- [What the task asks]
Scan the data beneath this task and copy each line that includes "image".

|---|

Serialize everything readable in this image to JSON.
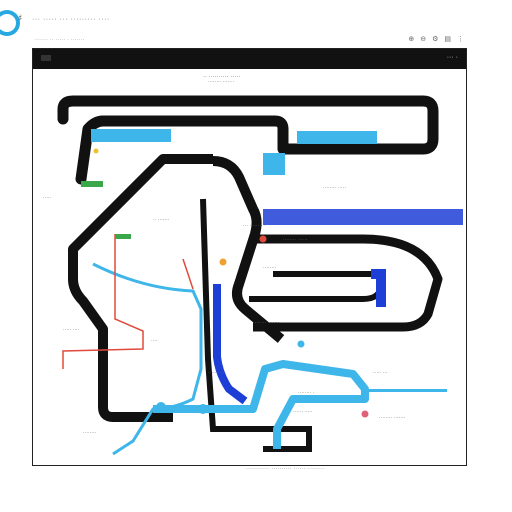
{
  "app": {
    "title": "··· ····· ··· ········· ····",
    "subtitle": "······· ·· ····· · ·······",
    "menu_glyph": "♯"
  },
  "toolbar": {
    "buttons": [
      {
        "name": "zoom-in-icon",
        "glyph": "⊕"
      },
      {
        "name": "zoom-out-icon",
        "glyph": "⊖"
      },
      {
        "name": "settings-icon",
        "glyph": "⚙"
      },
      {
        "name": "layers-icon",
        "glyph": "▤"
      },
      {
        "name": "more-icon",
        "glyph": "⋮"
      }
    ]
  },
  "map": {
    "header_label": "··· ·",
    "title": "·· ·········· ·····",
    "footer": "············ ·········· ······ ·········",
    "labels": [
      "········ ·······",
      "········ ·····",
      "·· ·······",
      "··· ········ ·",
      "········",
      "········ ·······",
      "····· ····",
      "····",
      "······ ···",
      "········ ·",
      "····· ···",
      "········",
      "······ ·····",
      "········ ·······",
      "·····",
      "········ ······"
    ]
  },
  "colors": {
    "line_black": "#111111",
    "line_cyan": "#3fb6ea",
    "line_blue": "#1e3fd6",
    "line_red": "#e04a3c",
    "accent_green": "#3aa84a",
    "accent_yellow": "#f0c030"
  }
}
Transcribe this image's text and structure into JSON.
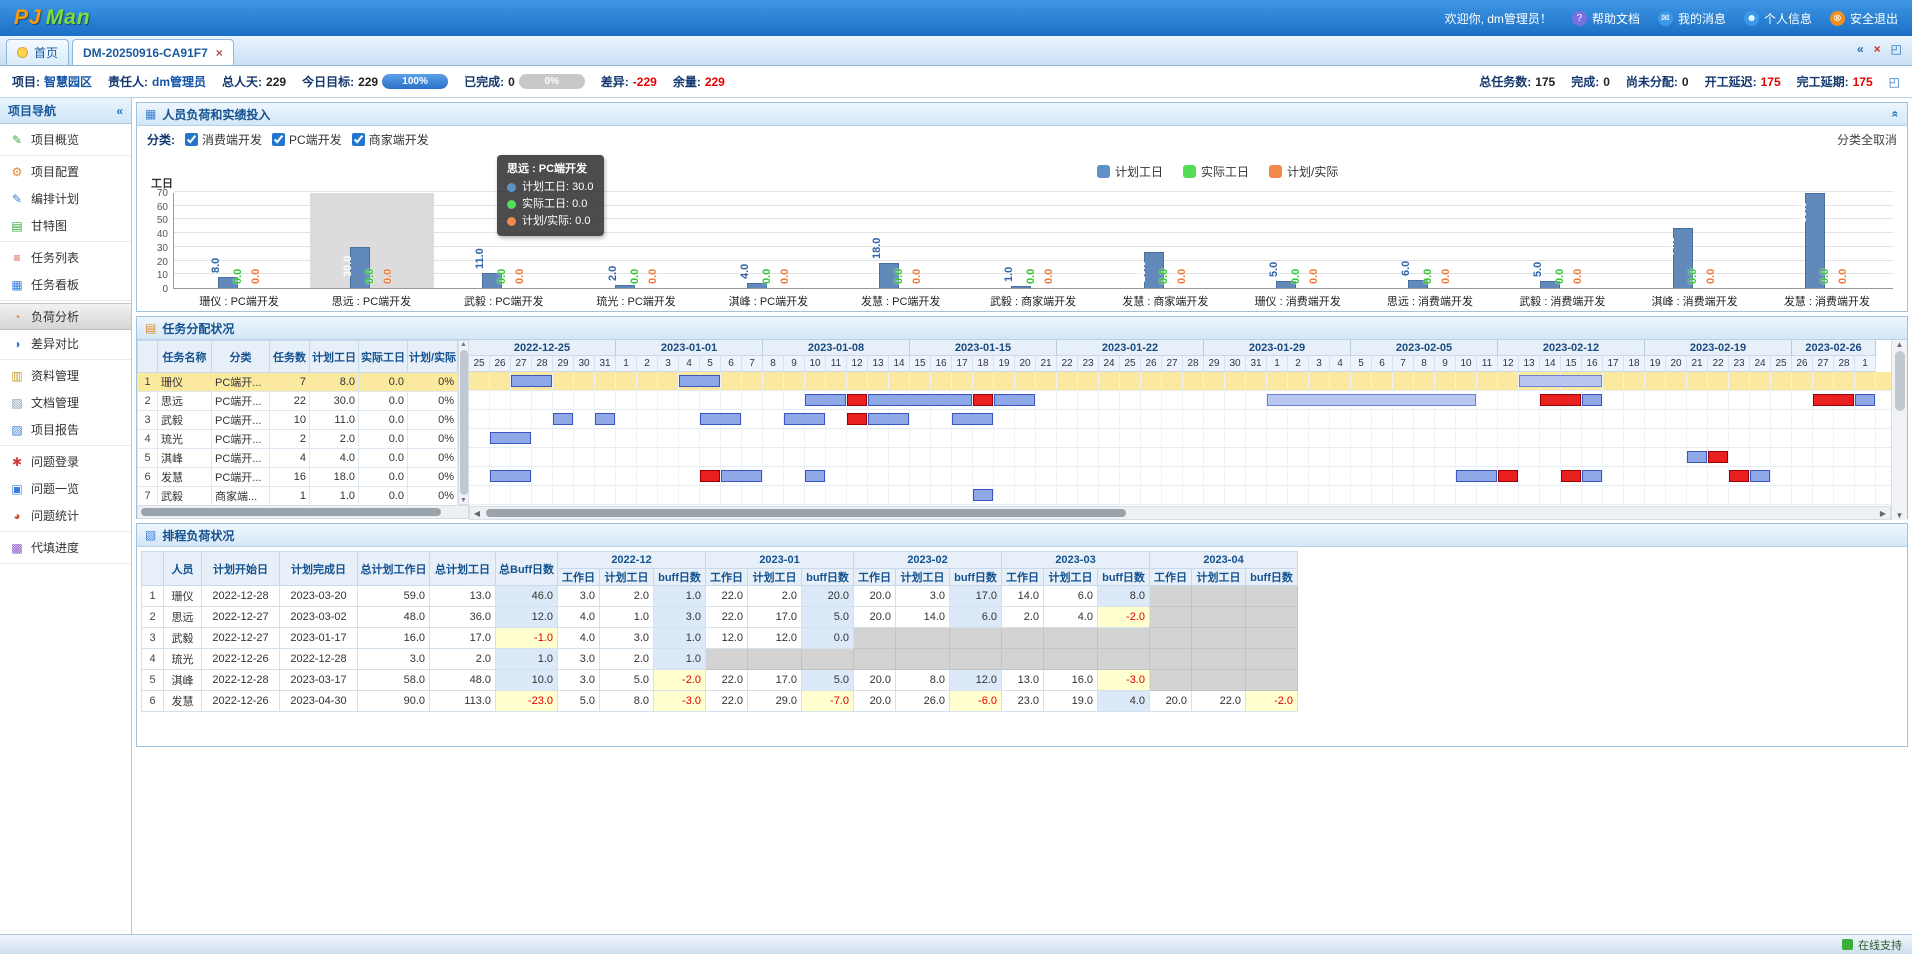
{
  "icons": {
    "tab_close": "×",
    "collapse_left": "«",
    "collapse_up": "«",
    "first": "«",
    "close_red": "×",
    "expand": "◰",
    "scroll_up": "▲",
    "scroll_down": "▼",
    "scroll_left": "◀",
    "scroll_right": "▶"
  },
  "header": {
    "logo_pj": "PJ",
    "logo_man": "Man",
    "welcome": "欢迎你, dm管理员！",
    "links": [
      {
        "name": "help-docs",
        "label": "帮助文档",
        "glyph": "?",
        "color": "#7b6fe0"
      },
      {
        "name": "my-messages",
        "label": "我的消息",
        "glyph": "✉",
        "color": "#3d9ae8"
      },
      {
        "name": "profile",
        "label": "个人信息",
        "glyph": "☻",
        "color": "#3d9ae8"
      },
      {
        "name": "logout",
        "label": "安全退出",
        "glyph": "⊗",
        "color": "#f09020"
      }
    ]
  },
  "tabs": {
    "home_label": "首页",
    "active_label": "DM-20250916-CA91F7"
  },
  "infobar": {
    "left": [
      {
        "name": "project",
        "label": "项目:",
        "value": "智慧园区",
        "vclass": "v-blue"
      },
      {
        "name": "owner",
        "label": "责任人:",
        "value": "dm管理员",
        "vclass": "v-blue"
      },
      {
        "name": "total-person-days",
        "label": "总人天:",
        "value": "229",
        "vclass": "v-dark"
      },
      {
        "name": "today-target",
        "label": "今日目标:",
        "value": "229",
        "vclass": "v-dark",
        "progress": 100,
        "ptext": "100%"
      },
      {
        "name": "completed",
        "label": "已完成:",
        "value": "0",
        "vclass": "v-dark",
        "progress": 0,
        "ptext": "0%"
      },
      {
        "name": "difference",
        "label": "差异:",
        "value": "-229",
        "vclass": "v-red"
      },
      {
        "name": "remaining",
        "label": "余量:",
        "value": "229",
        "vclass": "v-red"
      }
    ],
    "right": [
      {
        "name": "total-tasks",
        "label": "总任务数:",
        "value": "175",
        "vclass": "v-dark"
      },
      {
        "name": "done-tasks",
        "label": "完成:",
        "value": "0",
        "vclass": "v-dark"
      },
      {
        "name": "unassigned",
        "label": "尚未分配:",
        "value": "0",
        "vclass": "v-dark"
      },
      {
        "name": "start-delayed",
        "label": "开工延迟:",
        "value": "175",
        "vclass": "v-red"
      },
      {
        "name": "finish-delayed",
        "label": "完工延期:",
        "value": "175",
        "vclass": "v-red"
      }
    ]
  },
  "sidebar": {
    "title": "项目导航",
    "groups": [
      [
        {
          "name": "project-overview",
          "label": "项目概览",
          "glyph": "✎",
          "color": "#3aa63a"
        }
      ],
      [
        {
          "name": "project-config",
          "label": "项目配置",
          "glyph": "⚙",
          "color": "#e08a2e"
        },
        {
          "name": "schedule-plan",
          "label": "编排计划",
          "glyph": "✎",
          "color": "#3a7fd6"
        },
        {
          "name": "gantt-chart",
          "label": "甘特图",
          "glyph": "▤",
          "color": "#3aa63a"
        }
      ],
      [
        {
          "name": "task-list",
          "label": "任务列表",
          "glyph": "≡",
          "color": "#d64a3a"
        },
        {
          "name": "task-board",
          "label": "任务看板",
          "glyph": "▦",
          "color": "#3a7fd6"
        }
      ],
      [
        {
          "name": "load-analysis",
          "label": "负荷分析",
          "glyph": "◔",
          "color": "#e08a2e",
          "active": true
        },
        {
          "name": "diff-compare",
          "label": "差异对比",
          "glyph": "◑",
          "color": "#3a7fd6"
        }
      ],
      [
        {
          "name": "material-mgmt",
          "label": "资料管理",
          "glyph": "▥",
          "color": "#c8a02e"
        },
        {
          "name": "document-mgmt",
          "label": "文档管理",
          "glyph": "▧",
          "color": "#8a98a8"
        },
        {
          "name": "project-report",
          "label": "项目报告",
          "glyph": "▨",
          "color": "#3a7fd6"
        }
      ],
      [
        {
          "name": "issue-entry",
          "label": "问题登录",
          "glyph": "✱",
          "color": "#d63a3a"
        },
        {
          "name": "issue-list",
          "label": "问题一览",
          "glyph": "▣",
          "color": "#3a7fd6"
        },
        {
          "name": "issue-stats",
          "label": "问题统计",
          "glyph": "◕",
          "color": "#d64a3a"
        }
      ],
      [
        {
          "name": "progress-fill",
          "label": "代填进度",
          "glyph": "▩",
          "color": "#8a5ac8"
        }
      ]
    ]
  },
  "panel1": {
    "title": "人员负荷和实绩投入",
    "icon_glyph": "▦",
    "ylabel": "工日",
    "filter_label": "分类:",
    "filters": [
      {
        "label": "消费端开发",
        "checked": true
      },
      {
        "label": "PC端开发",
        "checked": true
      },
      {
        "label": "商家端开发",
        "checked": true
      }
    ],
    "clear_all": "分类全取消",
    "legend": [
      {
        "label": "计划工日",
        "color": "#6090c8"
      },
      {
        "label": "实际工日",
        "color": "#55dd55"
      },
      {
        "label": "计划/实际",
        "color": "#f4884a"
      }
    ],
    "tooltip": {
      "title": "思远 : PC端开发",
      "rows": [
        {
          "label": "计划工日:",
          "value": "30.0",
          "color": "#6090c8"
        },
        {
          "label": "实际工日:",
          "value": "0.0",
          "color": "#55dd55"
        },
        {
          "label": "计划/实际:",
          "value": "0.0",
          "color": "#f4884a"
        }
      ]
    }
  },
  "chart_data": {
    "type": "bar",
    "title": "人员负荷和实绩投入",
    "ylabel": "工日",
    "ylim": [
      0,
      70
    ],
    "yticks": [
      0,
      10,
      20,
      30,
      40,
      50,
      60,
      70
    ],
    "grid": true,
    "legend_position": "top",
    "highlight_index": 1,
    "categories": [
      "珊仪 : PC端开发",
      "思远 : PC端开发",
      "武毅 : PC端开发",
      "琉光 : PC端开发",
      "淇峰 : PC端开发",
      "发慧 : PC端开发",
      "武毅 : 商家端开发",
      "发慧 : 商家端开发",
      "珊仪 : 消费端开发",
      "思远 : 消费端开发",
      "武毅 : 消费端开发",
      "淇峰 : 消费端开发",
      "发慧 : 消费端开发"
    ],
    "series": [
      {
        "name": "计划工日",
        "values": [
          8,
          30,
          11,
          2,
          4,
          18,
          1,
          26,
          5,
          6,
          5,
          44,
          69
        ]
      },
      {
        "name": "实际工日",
        "values": [
          0,
          0,
          0,
          0,
          0,
          0,
          0,
          0,
          0,
          0,
          0,
          0,
          0
        ]
      },
      {
        "name": "计划/实际",
        "values": [
          0,
          0,
          0,
          0,
          0,
          0,
          0,
          0,
          0,
          0,
          0,
          0,
          0
        ]
      }
    ]
  },
  "panel2": {
    "title": "任务分配状况",
    "icon_glyph": "▤",
    "columns": [
      "任务名称",
      "分类",
      "任务数",
      "计划工日",
      "实际工日",
      "计划/实际"
    ],
    "rows": [
      {
        "no": "1",
        "name": "珊仪",
        "cat": "PC端开...",
        "count": "7",
        "plan": "8.0",
        "actual": "0.0",
        "ratio": "0%"
      },
      {
        "no": "2",
        "name": "思远",
        "cat": "PC端开...",
        "count": "22",
        "plan": "30.0",
        "actual": "0.0",
        "ratio": "0%"
      },
      {
        "no": "3",
        "name": "武毅",
        "cat": "PC端开...",
        "count": "10",
        "plan": "11.0",
        "actual": "0.0",
        "ratio": "0%"
      },
      {
        "no": "4",
        "name": "琉光",
        "cat": "PC端开...",
        "count": "2",
        "plan": "2.0",
        "actual": "0.0",
        "ratio": "0%"
      },
      {
        "no": "5",
        "name": "淇峰",
        "cat": "PC端开...",
        "count": "4",
        "plan": "4.0",
        "actual": "0.0",
        "ratio": "0%"
      },
      {
        "no": "6",
        "name": "发慧",
        "cat": "PC端开...",
        "count": "16",
        "plan": "18.0",
        "actual": "0.0",
        "ratio": "0%"
      },
      {
        "no": "7",
        "name": "武毅",
        "cat": "商家端...",
        "count": "1",
        "plan": "1.0",
        "actual": "0.0",
        "ratio": "0%"
      }
    ],
    "weeks": [
      {
        "label": "2022-12-25",
        "days": [
          "25",
          "26",
          "27",
          "28",
          "29",
          "30",
          "31"
        ]
      },
      {
        "label": "2023-01-01",
        "days": [
          "1",
          "2",
          "3",
          "4",
          "5",
          "6",
          "7"
        ]
      },
      {
        "label": "2023-01-08",
        "days": [
          "8",
          "9",
          "10",
          "11",
          "12",
          "13",
          "14"
        ]
      },
      {
        "label": "2023-01-15",
        "days": [
          "15",
          "16",
          "17",
          "18",
          "19",
          "20",
          "21"
        ]
      },
      {
        "label": "2023-01-22",
        "days": [
          "22",
          "23",
          "24",
          "25",
          "26",
          "27",
          "28"
        ]
      },
      {
        "label": "2023-01-29",
        "days": [
          "29",
          "30",
          "31",
          "1",
          "2",
          "3",
          "4"
        ]
      },
      {
        "label": "2023-02-05",
        "days": [
          "5",
          "6",
          "7",
          "8",
          "9",
          "10",
          "11"
        ]
      },
      {
        "label": "2023-02-12",
        "days": [
          "12",
          "13",
          "14",
          "15",
          "16",
          "17",
          "18"
        ]
      },
      {
        "label": "2023-02-19",
        "days": [
          "19",
          "20",
          "21",
          "22",
          "23",
          "24",
          "25"
        ]
      },
      {
        "label": "2023-02-26",
        "days": [
          "26",
          "27",
          "28",
          "1"
        ]
      }
    ],
    "gantt": [
      [
        {
          "s": 2,
          "l": 2,
          "c": "b"
        },
        {
          "s": 10,
          "l": 2,
          "c": "b"
        },
        {
          "s": 50,
          "l": 4,
          "c": "lb"
        }
      ],
      [
        {
          "s": 16,
          "l": 2,
          "c": "b"
        },
        {
          "s": 18,
          "l": 1,
          "c": "r"
        },
        {
          "s": 19,
          "l": 5,
          "c": "b"
        },
        {
          "s": 24,
          "l": 1,
          "c": "r"
        },
        {
          "s": 25,
          "l": 2,
          "c": "b"
        },
        {
          "s": 38,
          "l": 10,
          "c": "lb"
        },
        {
          "s": 51,
          "l": 2,
          "c": "r"
        },
        {
          "s": 53,
          "l": 1,
          "c": "b"
        },
        {
          "s": 64,
          "l": 2,
          "c": "r"
        },
        {
          "s": 66,
          "l": 1,
          "c": "b"
        }
      ],
      [
        {
          "s": 4,
          "l": 1,
          "c": "b"
        },
        {
          "s": 6,
          "l": 1,
          "c": "b"
        },
        {
          "s": 11,
          "l": 2,
          "c": "b"
        },
        {
          "s": 15,
          "l": 2,
          "c": "b"
        },
        {
          "s": 18,
          "l": 1,
          "c": "r"
        },
        {
          "s": 19,
          "l": 2,
          "c": "b"
        },
        {
          "s": 23,
          "l": 2,
          "c": "b"
        }
      ],
      [
        {
          "s": 1,
          "l": 2,
          "c": "b"
        }
      ],
      [
        {
          "s": 58,
          "l": 1,
          "c": "b"
        },
        {
          "s": 59,
          "l": 1,
          "c": "r"
        }
      ],
      [
        {
          "s": 1,
          "l": 2,
          "c": "b"
        },
        {
          "s": 11,
          "l": 1,
          "c": "r"
        },
        {
          "s": 12,
          "l": 2,
          "c": "b"
        },
        {
          "s": 16,
          "l": 1,
          "c": "b"
        },
        {
          "s": 47,
          "l": 2,
          "c": "b"
        },
        {
          "s": 49,
          "l": 1,
          "c": "r"
        },
        {
          "s": 52,
          "l": 1,
          "c": "r"
        },
        {
          "s": 53,
          "l": 1,
          "c": "b"
        },
        {
          "s": 60,
          "l": 1,
          "c": "r"
        },
        {
          "s": 61,
          "l": 1,
          "c": "b"
        }
      ],
      [
        {
          "s": 24,
          "l": 1,
          "c": "b"
        }
      ]
    ]
  },
  "panel3": {
    "title": "排程负荷状况",
    "icon_glyph": "▧",
    "fixed_columns": [
      "",
      "人员",
      "计划开始日",
      "计划完成日",
      "总计划工作日",
      "总计划工日",
      "总Buff日数"
    ],
    "months": [
      "2022-12",
      "2023-01",
      "2023-02",
      "2023-03",
      "2023-04"
    ],
    "sub_columns": [
      "工作日",
      "计划工日",
      "buff日数"
    ],
    "rows": [
      {
        "no": "1",
        "name": "珊仪",
        "start": "2022-12-28",
        "end": "2023-03-20",
        "total_work": "59.0",
        "total_plan": "13.0",
        "total_buff": "46.0",
        "cells": [
          [
            "3.0",
            "2.0",
            "1.0"
          ],
          [
            "22.0",
            "2.0",
            "20.0"
          ],
          [
            "20.0",
            "3.0",
            "17.0"
          ],
          [
            "14.0",
            "6.0",
            "8.0"
          ],
          null
        ]
      },
      {
        "no": "2",
        "name": "思远",
        "start": "2022-12-27",
        "end": "2023-03-02",
        "total_work": "48.0",
        "total_plan": "36.0",
        "total_buff": "12.0",
        "cells": [
          [
            "4.0",
            "1.0",
            "3.0"
          ],
          [
            "22.0",
            "17.0",
            "5.0"
          ],
          [
            "20.0",
            "14.0",
            "6.0"
          ],
          [
            "2.0",
            "4.0",
            "-2.0"
          ],
          null
        ]
      },
      {
        "no": "3",
        "name": "武毅",
        "start": "2022-12-27",
        "end": "2023-01-17",
        "total_work": "16.0",
        "total_plan": "17.0",
        "total_buff": "-1.0",
        "cells": [
          [
            "4.0",
            "3.0",
            "1.0"
          ],
          [
            "12.0",
            "12.0",
            "0.0"
          ],
          null,
          null,
          null
        ]
      },
      {
        "no": "4",
        "name": "琉光",
        "start": "2022-12-26",
        "end": "2022-12-28",
        "total_work": "3.0",
        "total_plan": "2.0",
        "total_buff": "1.0",
        "cells": [
          [
            "3.0",
            "2.0",
            "1.0"
          ],
          null,
          null,
          null,
          null
        ]
      },
      {
        "no": "5",
        "name": "淇峰",
        "start": "2022-12-28",
        "end": "2023-03-17",
        "total_work": "58.0",
        "total_plan": "48.0",
        "total_buff": "10.0",
        "cells": [
          [
            "3.0",
            "5.0",
            "-2.0"
          ],
          [
            "22.0",
            "17.0",
            "5.0"
          ],
          [
            "20.0",
            "8.0",
            "12.0"
          ],
          [
            "13.0",
            "16.0",
            "-3.0"
          ],
          null
        ]
      },
      {
        "no": "6",
        "name": "发慧",
        "start": "2022-12-26",
        "end": "2023-04-30",
        "total_work": "90.0",
        "total_plan": "113.0",
        "total_buff": "-23.0",
        "cells": [
          [
            "5.0",
            "8.0",
            "-3.0"
          ],
          [
            "22.0",
            "29.0",
            "-7.0"
          ],
          [
            "20.0",
            "26.0",
            "-6.0"
          ],
          [
            "23.0",
            "19.0",
            "4.0"
          ],
          [
            "20.0",
            "22.0",
            "-2.0"
          ]
        ]
      }
    ]
  },
  "statusbar": {
    "online_label": "在线支持"
  }
}
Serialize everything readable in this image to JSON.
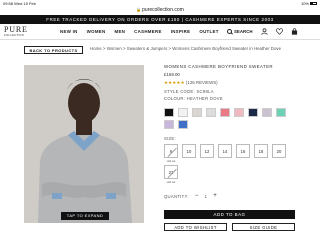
{
  "status_bar": {
    "time": "09:58",
    "date": "Wed 15 Feb",
    "battery": "10%"
  },
  "browser": {
    "url": "purecollection.com"
  },
  "promo": {
    "text": "FREE TRACKED DELIVERY ON ORDERS OVER £150 | CASHMERE EXPERTS SINCE 2003"
  },
  "header": {
    "logo_main": "PURE",
    "logo_sub": "COLLECTION",
    "nav": [
      "NEW IN",
      "WOMEN",
      "MEN",
      "CASHMERE",
      "INSPIRE",
      "OUTLET"
    ],
    "search_label": "SEARCH"
  },
  "back_button": "BACK TO PRODUCTS",
  "breadcrumb": "Home > Women > Sweaters & Jumpers > Womens Cashmere Boyfriend Sweater in Heather Dove",
  "image": {
    "zoom_label": "TAP TO EXPAND"
  },
  "product": {
    "title": "WOMENS CASHMERE BOYFRIEND SWEATER",
    "price": "£159.00",
    "stars": "★★★★★",
    "reviews": "(126 REVIEWS)",
    "style_code": "STYLE CODE: SC98LA",
    "colour": "COLOUR: HEATHER DOVE",
    "size_label": "SIZE:",
    "sizes": [
      "6",
      "10",
      "12",
      "14",
      "16",
      "18",
      "20",
      "22"
    ],
    "sold_out_label": "sold out",
    "quantity_label": "QUANTITY:",
    "quantity_minus": "−",
    "quantity_value": "1",
    "quantity_plus": "+"
  },
  "swatch_colors": [
    "#111111",
    "#f2f2f2",
    "#dad6cf",
    "#dcdcdc",
    "#e77a84",
    "#f0b8c1",
    "#1c2a4a",
    "#c9c2d3",
    "#6ed0b5",
    "#c7b7d9",
    "#3f6fc8"
  ],
  "actions": {
    "add_to_bag": "ADD TO BAG",
    "add_to_wishlist": "ADD TO WISHLIST",
    "size_guide": "SIZE GUIDE"
  }
}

|---|

- [Exercise answer]
Serialize everything readable in this image to JSON.
Transcribe this image's text and structure into JSON.
Serialize everything readable in this image to JSON.
  "image": {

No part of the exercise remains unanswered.